INPUT RECORDS:
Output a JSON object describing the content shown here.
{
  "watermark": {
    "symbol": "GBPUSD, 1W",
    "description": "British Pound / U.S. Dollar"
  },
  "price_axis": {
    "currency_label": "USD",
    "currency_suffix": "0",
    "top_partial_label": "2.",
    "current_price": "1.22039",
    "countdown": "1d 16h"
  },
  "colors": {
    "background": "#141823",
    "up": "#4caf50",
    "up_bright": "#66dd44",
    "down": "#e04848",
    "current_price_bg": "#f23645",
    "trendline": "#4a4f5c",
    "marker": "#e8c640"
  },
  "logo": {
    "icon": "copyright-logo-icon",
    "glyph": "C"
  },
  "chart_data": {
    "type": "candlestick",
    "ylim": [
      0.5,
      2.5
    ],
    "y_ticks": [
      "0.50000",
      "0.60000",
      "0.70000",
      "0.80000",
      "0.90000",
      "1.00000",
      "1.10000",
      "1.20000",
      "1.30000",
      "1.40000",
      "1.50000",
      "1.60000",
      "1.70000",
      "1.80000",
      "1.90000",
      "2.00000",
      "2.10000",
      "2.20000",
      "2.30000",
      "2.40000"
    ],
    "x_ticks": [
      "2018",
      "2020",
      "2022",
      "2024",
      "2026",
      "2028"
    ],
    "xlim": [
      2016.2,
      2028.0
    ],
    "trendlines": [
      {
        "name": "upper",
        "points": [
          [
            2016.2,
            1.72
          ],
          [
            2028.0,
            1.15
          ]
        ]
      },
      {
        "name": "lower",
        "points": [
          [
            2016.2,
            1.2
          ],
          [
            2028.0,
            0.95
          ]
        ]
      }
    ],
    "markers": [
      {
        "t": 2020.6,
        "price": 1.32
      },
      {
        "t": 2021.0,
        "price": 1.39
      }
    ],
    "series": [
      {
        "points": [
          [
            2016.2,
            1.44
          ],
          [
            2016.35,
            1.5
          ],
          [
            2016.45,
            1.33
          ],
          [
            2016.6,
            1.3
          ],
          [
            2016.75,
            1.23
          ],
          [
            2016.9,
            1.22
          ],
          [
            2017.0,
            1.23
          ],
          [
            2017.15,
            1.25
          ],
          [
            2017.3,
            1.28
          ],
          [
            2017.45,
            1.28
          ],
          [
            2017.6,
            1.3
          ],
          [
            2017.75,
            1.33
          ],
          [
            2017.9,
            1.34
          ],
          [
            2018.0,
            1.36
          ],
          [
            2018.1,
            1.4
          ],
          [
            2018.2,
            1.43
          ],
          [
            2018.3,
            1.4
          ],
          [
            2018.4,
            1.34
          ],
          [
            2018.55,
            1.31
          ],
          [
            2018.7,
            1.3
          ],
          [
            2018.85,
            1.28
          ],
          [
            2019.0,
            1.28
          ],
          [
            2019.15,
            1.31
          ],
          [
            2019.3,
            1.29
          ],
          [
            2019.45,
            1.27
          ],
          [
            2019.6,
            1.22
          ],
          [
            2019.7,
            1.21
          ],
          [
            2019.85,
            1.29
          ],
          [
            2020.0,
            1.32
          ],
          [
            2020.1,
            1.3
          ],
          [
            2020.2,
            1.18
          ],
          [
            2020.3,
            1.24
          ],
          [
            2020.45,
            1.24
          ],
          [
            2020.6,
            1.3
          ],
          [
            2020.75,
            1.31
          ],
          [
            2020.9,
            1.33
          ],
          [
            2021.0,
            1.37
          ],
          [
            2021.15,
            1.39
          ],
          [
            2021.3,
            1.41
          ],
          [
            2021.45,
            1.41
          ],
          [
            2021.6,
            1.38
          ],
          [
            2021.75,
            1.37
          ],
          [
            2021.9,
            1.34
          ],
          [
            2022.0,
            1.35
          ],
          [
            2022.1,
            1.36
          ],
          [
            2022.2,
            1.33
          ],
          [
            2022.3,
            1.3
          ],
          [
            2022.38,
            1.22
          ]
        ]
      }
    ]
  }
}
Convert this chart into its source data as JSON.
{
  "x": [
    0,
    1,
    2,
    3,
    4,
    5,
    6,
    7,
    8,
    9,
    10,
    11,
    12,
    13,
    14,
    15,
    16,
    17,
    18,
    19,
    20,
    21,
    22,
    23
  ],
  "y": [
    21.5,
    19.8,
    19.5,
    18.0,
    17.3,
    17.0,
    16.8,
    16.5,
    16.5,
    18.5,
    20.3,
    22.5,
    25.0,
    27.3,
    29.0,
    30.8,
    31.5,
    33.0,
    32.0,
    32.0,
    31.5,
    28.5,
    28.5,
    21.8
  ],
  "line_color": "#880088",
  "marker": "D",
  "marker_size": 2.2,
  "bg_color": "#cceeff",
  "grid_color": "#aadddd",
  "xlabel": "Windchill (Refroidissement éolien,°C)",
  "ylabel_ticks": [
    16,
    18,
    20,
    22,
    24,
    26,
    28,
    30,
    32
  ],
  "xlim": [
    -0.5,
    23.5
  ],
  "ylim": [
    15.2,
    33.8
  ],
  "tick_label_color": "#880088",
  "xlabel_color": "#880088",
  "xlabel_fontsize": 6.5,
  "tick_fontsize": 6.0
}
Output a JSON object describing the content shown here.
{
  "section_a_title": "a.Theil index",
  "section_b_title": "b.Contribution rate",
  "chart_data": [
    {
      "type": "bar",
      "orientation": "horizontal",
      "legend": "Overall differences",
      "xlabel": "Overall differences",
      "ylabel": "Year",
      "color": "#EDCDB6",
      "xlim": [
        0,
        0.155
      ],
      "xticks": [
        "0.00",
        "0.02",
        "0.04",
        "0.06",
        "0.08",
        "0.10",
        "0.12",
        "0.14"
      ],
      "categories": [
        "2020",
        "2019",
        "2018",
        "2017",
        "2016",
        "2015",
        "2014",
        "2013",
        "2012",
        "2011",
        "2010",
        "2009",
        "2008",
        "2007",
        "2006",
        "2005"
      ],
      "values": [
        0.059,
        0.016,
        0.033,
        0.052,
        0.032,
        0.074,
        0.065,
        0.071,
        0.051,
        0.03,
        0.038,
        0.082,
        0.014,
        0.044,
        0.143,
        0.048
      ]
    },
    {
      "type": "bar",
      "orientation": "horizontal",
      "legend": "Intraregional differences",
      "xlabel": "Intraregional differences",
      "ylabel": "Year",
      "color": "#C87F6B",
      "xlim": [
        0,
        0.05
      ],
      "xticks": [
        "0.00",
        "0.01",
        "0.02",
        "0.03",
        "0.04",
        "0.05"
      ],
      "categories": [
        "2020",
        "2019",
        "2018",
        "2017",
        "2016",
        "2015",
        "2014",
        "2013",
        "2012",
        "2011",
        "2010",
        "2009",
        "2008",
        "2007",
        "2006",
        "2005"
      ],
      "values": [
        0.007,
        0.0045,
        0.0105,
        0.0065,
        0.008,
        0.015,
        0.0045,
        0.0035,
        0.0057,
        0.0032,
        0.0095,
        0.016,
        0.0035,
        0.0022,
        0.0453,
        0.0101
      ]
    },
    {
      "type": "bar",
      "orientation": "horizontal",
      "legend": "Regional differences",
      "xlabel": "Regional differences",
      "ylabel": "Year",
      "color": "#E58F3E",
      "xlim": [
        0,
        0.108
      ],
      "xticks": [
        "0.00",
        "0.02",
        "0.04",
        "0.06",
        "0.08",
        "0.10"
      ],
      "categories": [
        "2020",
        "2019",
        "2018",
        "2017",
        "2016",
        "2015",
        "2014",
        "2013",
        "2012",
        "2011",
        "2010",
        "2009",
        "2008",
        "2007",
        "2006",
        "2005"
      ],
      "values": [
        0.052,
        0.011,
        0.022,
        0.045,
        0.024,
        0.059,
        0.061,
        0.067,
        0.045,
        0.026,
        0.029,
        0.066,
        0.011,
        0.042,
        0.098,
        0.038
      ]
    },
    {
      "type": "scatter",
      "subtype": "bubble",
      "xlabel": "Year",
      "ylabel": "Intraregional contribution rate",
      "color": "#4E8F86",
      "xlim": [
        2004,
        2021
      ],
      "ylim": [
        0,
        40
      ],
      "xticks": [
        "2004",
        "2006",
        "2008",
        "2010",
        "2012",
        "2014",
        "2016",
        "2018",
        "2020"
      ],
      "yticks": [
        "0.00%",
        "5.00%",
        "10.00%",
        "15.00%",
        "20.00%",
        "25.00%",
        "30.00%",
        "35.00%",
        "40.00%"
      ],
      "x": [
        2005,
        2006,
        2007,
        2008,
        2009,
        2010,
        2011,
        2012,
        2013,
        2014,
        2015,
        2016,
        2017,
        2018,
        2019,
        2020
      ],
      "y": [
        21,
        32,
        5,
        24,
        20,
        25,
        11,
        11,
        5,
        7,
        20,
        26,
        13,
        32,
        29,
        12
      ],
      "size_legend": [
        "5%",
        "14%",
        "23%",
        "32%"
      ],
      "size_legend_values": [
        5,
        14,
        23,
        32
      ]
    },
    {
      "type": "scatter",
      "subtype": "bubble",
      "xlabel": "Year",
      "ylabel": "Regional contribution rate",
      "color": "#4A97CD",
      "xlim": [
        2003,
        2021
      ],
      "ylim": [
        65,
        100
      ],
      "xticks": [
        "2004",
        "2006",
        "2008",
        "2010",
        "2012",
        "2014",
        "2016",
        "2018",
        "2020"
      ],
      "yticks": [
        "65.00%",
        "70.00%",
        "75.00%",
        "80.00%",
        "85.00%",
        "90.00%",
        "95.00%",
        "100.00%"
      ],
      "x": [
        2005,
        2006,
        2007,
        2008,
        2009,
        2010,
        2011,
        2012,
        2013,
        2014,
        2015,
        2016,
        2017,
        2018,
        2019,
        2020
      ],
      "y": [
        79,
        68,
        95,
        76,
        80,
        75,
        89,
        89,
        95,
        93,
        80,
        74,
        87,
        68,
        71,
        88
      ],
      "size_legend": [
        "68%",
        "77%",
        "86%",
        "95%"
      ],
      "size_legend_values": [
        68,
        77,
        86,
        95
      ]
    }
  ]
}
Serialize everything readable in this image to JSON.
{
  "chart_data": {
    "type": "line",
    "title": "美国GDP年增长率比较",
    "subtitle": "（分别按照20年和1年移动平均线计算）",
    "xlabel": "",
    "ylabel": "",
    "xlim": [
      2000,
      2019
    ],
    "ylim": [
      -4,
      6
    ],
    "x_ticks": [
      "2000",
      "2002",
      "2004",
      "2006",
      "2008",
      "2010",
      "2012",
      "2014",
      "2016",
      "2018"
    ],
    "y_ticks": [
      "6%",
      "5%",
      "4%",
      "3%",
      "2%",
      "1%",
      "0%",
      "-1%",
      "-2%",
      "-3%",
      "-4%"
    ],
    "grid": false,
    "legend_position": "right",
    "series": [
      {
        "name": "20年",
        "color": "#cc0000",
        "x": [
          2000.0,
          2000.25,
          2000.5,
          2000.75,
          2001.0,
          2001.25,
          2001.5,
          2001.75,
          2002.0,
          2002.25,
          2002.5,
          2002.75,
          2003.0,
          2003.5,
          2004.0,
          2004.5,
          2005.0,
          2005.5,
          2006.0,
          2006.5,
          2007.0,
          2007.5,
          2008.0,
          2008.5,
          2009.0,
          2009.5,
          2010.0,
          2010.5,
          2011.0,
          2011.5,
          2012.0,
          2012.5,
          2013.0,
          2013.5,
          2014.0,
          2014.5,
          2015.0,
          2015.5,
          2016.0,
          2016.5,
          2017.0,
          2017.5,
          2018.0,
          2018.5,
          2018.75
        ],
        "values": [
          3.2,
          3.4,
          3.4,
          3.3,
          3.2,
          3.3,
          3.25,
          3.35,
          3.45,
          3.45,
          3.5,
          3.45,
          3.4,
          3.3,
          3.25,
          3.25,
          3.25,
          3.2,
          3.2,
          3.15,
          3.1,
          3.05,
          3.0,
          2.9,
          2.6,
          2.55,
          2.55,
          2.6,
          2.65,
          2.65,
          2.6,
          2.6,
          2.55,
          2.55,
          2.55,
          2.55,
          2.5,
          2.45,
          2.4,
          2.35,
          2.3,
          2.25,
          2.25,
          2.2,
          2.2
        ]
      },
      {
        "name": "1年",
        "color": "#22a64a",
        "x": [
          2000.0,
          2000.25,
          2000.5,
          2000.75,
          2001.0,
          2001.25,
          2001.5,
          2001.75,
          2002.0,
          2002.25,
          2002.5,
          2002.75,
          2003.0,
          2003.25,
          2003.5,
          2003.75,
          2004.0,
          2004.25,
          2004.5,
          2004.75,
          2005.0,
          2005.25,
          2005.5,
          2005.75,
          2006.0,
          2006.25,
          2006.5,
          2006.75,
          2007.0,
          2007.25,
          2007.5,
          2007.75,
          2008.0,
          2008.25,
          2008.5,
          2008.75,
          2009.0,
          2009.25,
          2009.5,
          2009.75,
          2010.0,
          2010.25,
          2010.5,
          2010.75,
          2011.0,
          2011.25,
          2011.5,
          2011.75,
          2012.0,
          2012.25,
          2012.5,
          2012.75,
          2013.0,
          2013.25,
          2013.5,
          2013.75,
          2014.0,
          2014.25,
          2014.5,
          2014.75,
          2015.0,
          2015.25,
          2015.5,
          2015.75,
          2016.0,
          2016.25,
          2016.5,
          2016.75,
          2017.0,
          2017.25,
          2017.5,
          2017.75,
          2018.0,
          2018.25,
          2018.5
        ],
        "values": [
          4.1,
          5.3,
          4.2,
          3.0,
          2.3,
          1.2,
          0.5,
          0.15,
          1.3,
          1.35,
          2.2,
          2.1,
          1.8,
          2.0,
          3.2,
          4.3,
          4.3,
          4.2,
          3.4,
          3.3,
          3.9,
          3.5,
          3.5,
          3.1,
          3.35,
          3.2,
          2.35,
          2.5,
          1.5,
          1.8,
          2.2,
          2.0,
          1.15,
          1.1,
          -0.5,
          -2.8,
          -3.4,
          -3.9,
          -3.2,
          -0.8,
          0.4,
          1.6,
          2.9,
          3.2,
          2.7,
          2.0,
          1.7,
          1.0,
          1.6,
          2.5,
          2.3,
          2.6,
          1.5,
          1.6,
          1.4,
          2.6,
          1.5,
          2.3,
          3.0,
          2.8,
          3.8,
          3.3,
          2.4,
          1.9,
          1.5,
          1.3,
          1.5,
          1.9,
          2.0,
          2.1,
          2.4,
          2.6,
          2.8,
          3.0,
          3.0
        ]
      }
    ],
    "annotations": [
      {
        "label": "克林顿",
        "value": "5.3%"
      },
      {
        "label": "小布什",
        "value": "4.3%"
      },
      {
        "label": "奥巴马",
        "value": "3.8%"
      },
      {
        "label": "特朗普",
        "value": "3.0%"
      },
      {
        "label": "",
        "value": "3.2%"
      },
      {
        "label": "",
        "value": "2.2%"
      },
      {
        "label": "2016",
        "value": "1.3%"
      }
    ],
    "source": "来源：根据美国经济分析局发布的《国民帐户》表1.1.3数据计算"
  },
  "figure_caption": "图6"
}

GIVEN EXERCISE: Determine how many lines include the word "rate" and report that number by itself.

ANSWER BELOW: 3